PROVIDED DATA:
..............................

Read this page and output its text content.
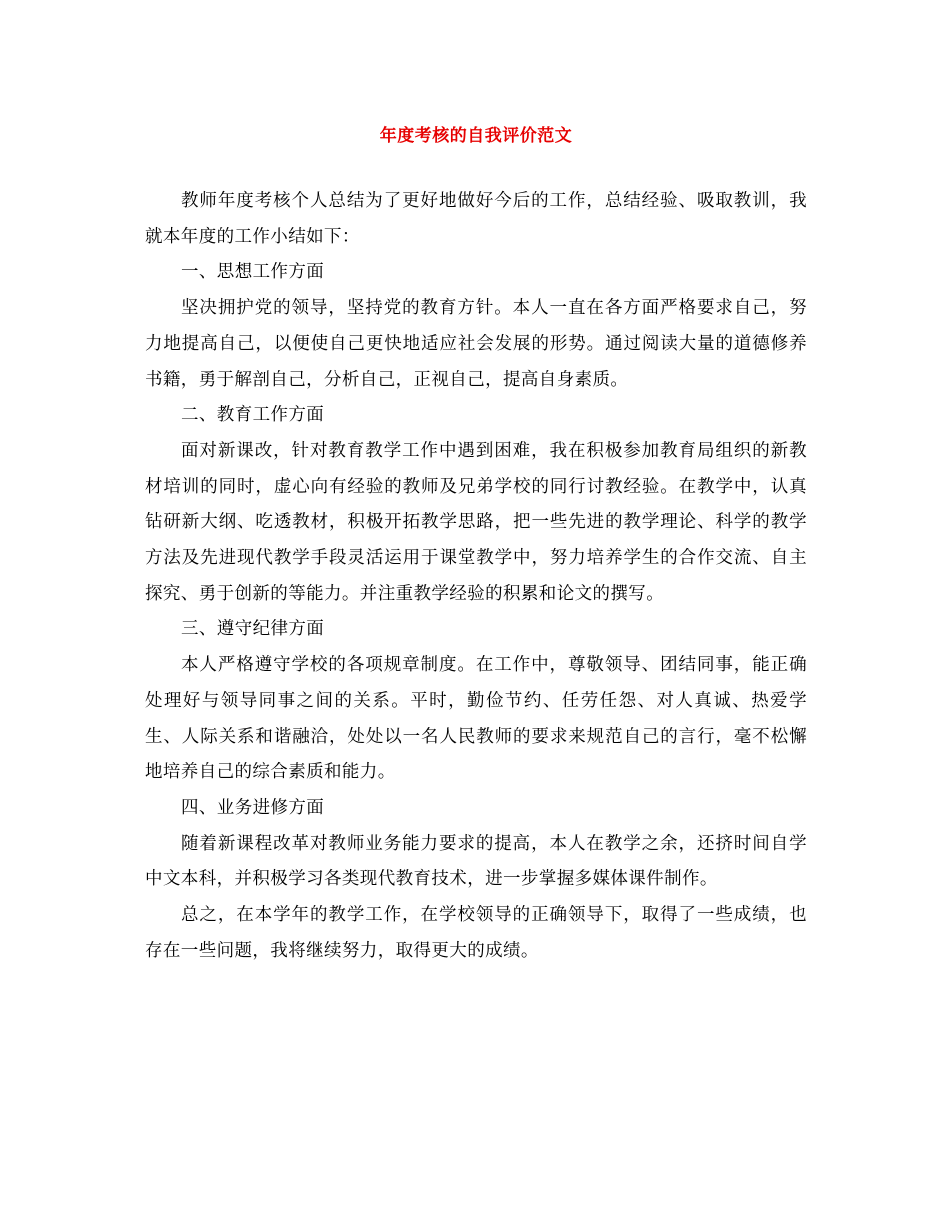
年度考核的自我评价范文

教师年度考核个人总结为了更好地做好今后的工作，总结经验、吸取教训，我就本年度的工作小结如下：

一、思想工作方面

坚决拥护党的领导，坚持党的教育方针。本人一直在各方面严格要求自己，努力地提高自己，以便使自己更快地适应社会发展的形势。通过阅读大量的道德修养书籍，勇于解剖自己，分析自己，正视自己，提高自身素质。

二、教育工作方面

面对新课改，针对教育教学工作中遇到困难，我在积极参加教育局组织的新教材培训的同时，虚心向有经验的教师及兄弟学校的同行讨教经验。在教学中，认真钻研新大纲、吃透教材，积极开拓教学思路，把一些先进的教学理论、科学的教学方法及先进现代教学手段灵活运用于课堂教学中，努力培养学生的合作交流、自主 探究、勇于创新的等能力。并注重教学经验的积累和论文的撰写。

三、遵守纪律方面

本人严格遵守学校的各项规章制度。在工作中，尊敬领导、团结同事，能正确处理好与领导同事之间的关系。平时，勤俭节约、任劳任怨、对人真诚、热爱学生、人际关系和谐融洽，处处以一名人民教师的要求来规范自己的言行，毫不松懈地培养自己的综合素质和能力。

四、业务进修方面

随着新课程改革对教师业务能力要求的提高，本人在教学之余，还挤时间自学中文本科，并积极学习各类现代教育技术，进一步掌握多媒体课件制作。

总之，在本学年的教学工作，在学校领导的正确领导下，取得了一些成绩，也存在一些问题，我将继续努力，取得更大的成绩。
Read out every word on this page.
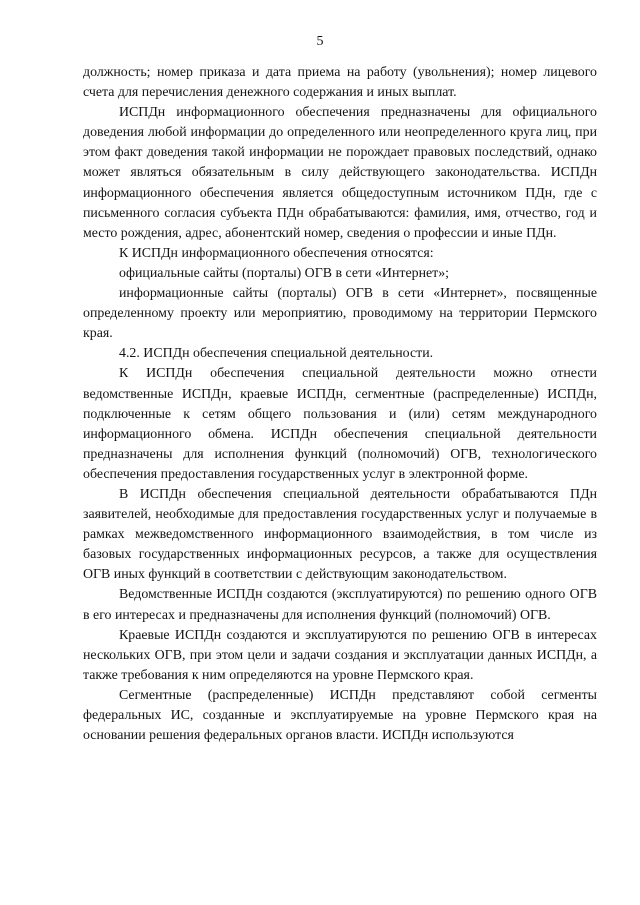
5

должность; номер приказа и дата приема на работу (увольнения); номер лицевого счета для перечисления денежного содержания и иных выплат.

ИСПДн информационного обеспечения предназначены для официального доведения любой информации до определенного или неопределенного круга лиц, при этом факт доведения такой информации не порождает правовых последствий, однако может являться обязательным в силу действующего законодательства. ИСПДн информационного обеспечения является общедоступным источником ПДн, где с письменного согласия субъекта ПДн обрабатываются: фамилия, имя, отчество, год и место рождения, адрес, абонентский номер, сведения о профессии и иные ПДн.

К ИСПДн информационного обеспечения относятся:

официальные сайты (порталы) ОГВ в сети «Интернет»;

информационные сайты (порталы) ОГВ в сети «Интернет», посвященные определенному проекту или мероприятию, проводимому на территории Пермского края.

4.2. ИСПДн обеспечения специальной деятельности.

К ИСПДн обеспечения специальной деятельности можно отнести ведомственные ИСПДн, краевые ИСПДн, сегментные (распределенные) ИСПДн, подключенные к сетям общего пользования и (или) сетям международного информационного обмена. ИСПДн обеспечения специальной деятельности предназначены для исполнения функций (полномочий) ОГВ, технологического обеспечения предоставления государственных услуг в электронной форме.

В ИСПДн обеспечения специальной деятельности обрабатываются ПДн заявителей, необходимые для предоставления государственных услуг и получаемые в рамках межведомственного информационного взаимодействия, в том числе из базовых государственных информационных ресурсов, а также для осуществления ОГВ иных функций в соответствии с действующим законодательством.

Ведомственные ИСПДн создаются (эксплуатируются) по решению одного ОГВ в его интересах и предназначены для исполнения функций (полномочий) ОГВ.

Краевые ИСПДн создаются и эксплуатируются по решению ОГВ в интересах нескольких ОГВ, при этом цели и задачи создания и эксплуатации данных ИСПДн, а также требования к ним определяются на уровне Пермского края.

Сегментные (распределенные) ИСПДн представляют собой сегменты федеральных ИС, созданные и эксплуатируемые на уровне Пермского края на основании решения федеральных органов власти. ИСПДн используются
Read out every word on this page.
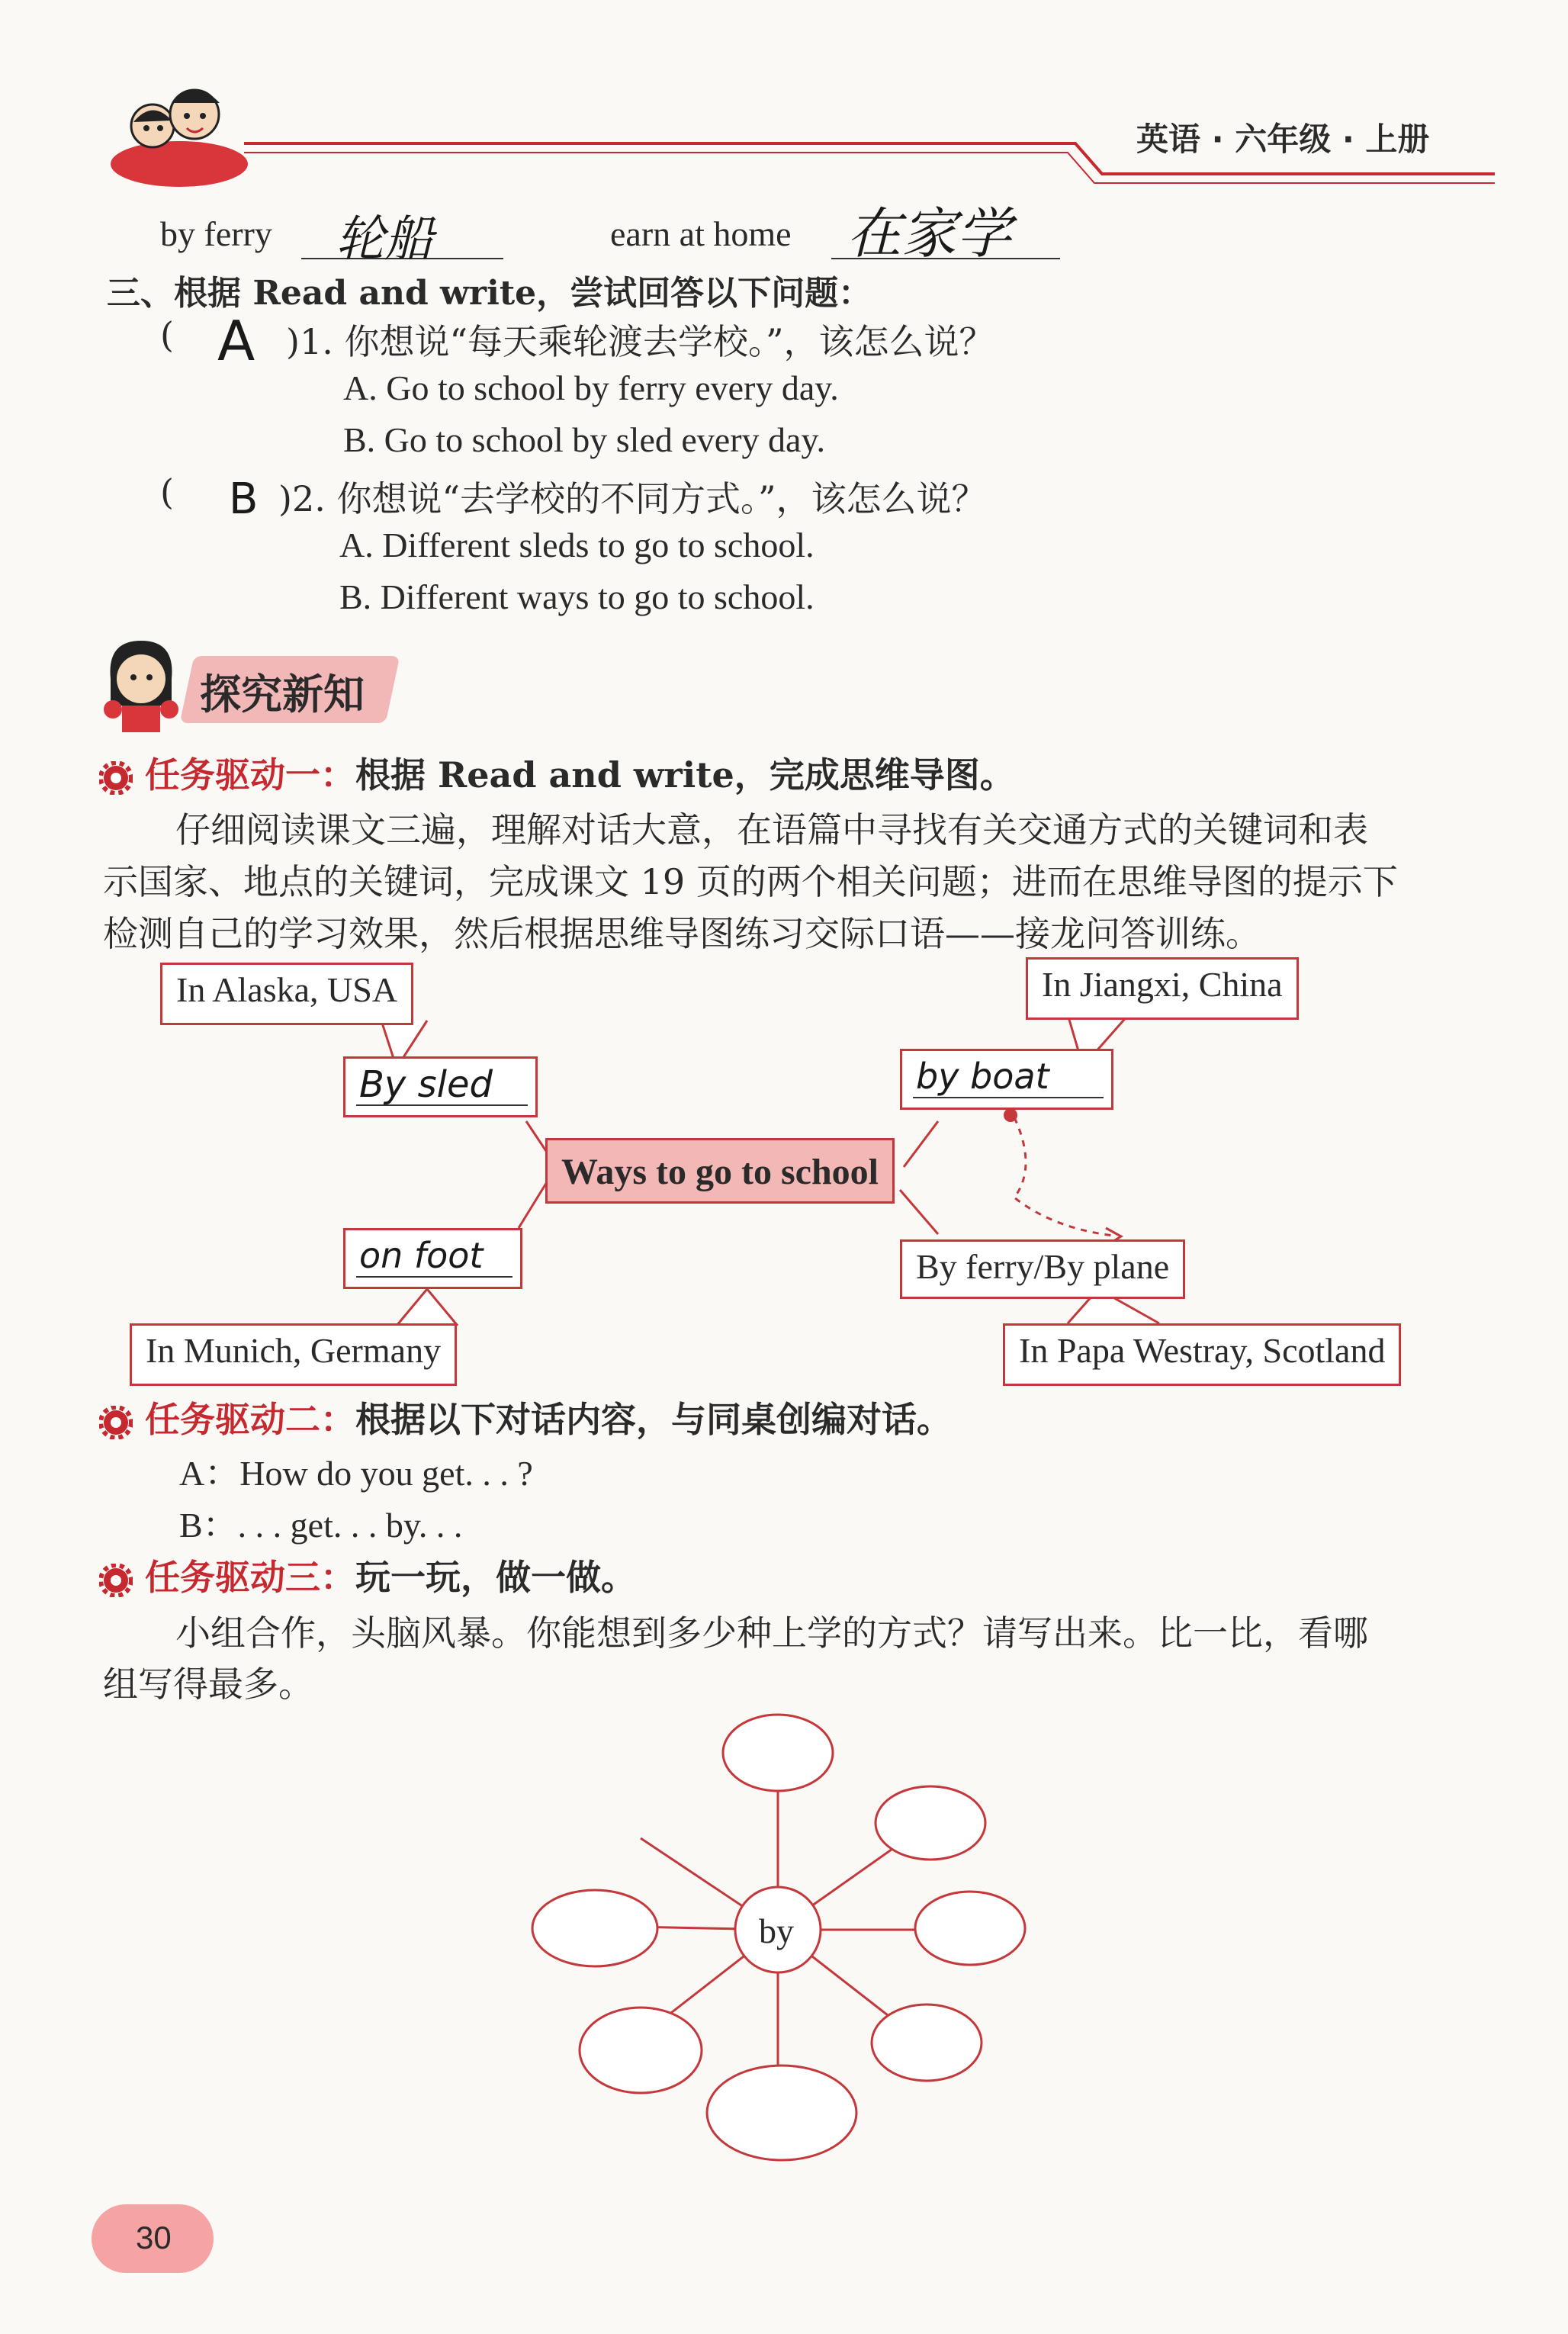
英语 · 六年级 · 上册
by ferry 轮船	earn at home 在家学
三、根据 Read and write，尝试回答以下问题：
( A )1. 你想说“每天乘轮渡去学校。”，该怎么说？
A. Go to school by ferry every day.
B. Go to school by sled every day.
( B )2. 你想说“去学校的不同方式。”，该怎么说？
A. Different sleds to go to school.
B. Different ways to go to school.
探究新知
任务驱动一：根据 Read and write，完成思维导图。
仔细阅读课文三遍，理解对话大意，在语篇中寻找有关交通方式的关键词和表
示国家、地点的关键词，完成课文 19 页的两个相关问题；进而在思维导图的提示下
检测自己的学习效果，然后根据思维导图练习交际口语——接龙问答训练。
In Alaska, USA	In Jiangxi, China
In Munich, Germany	In Papa Westray, Scotland
By sled	by boat
on foot	By ferry/By plane
Ways to go to school
任务驱动二：根据以下对话内容，与同桌创编对话。
A：How do you get. . . ?
B：. . . get. . . by. . .
任务驱动三：玩一玩，做一做。
小组合作，头脑风暴。你能想到多少种上学的方式？请写出来。比一比，看哪
组写得最多。
by
30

..............................

Within the records above, how many lines include the word "every"? State the number by itself.

4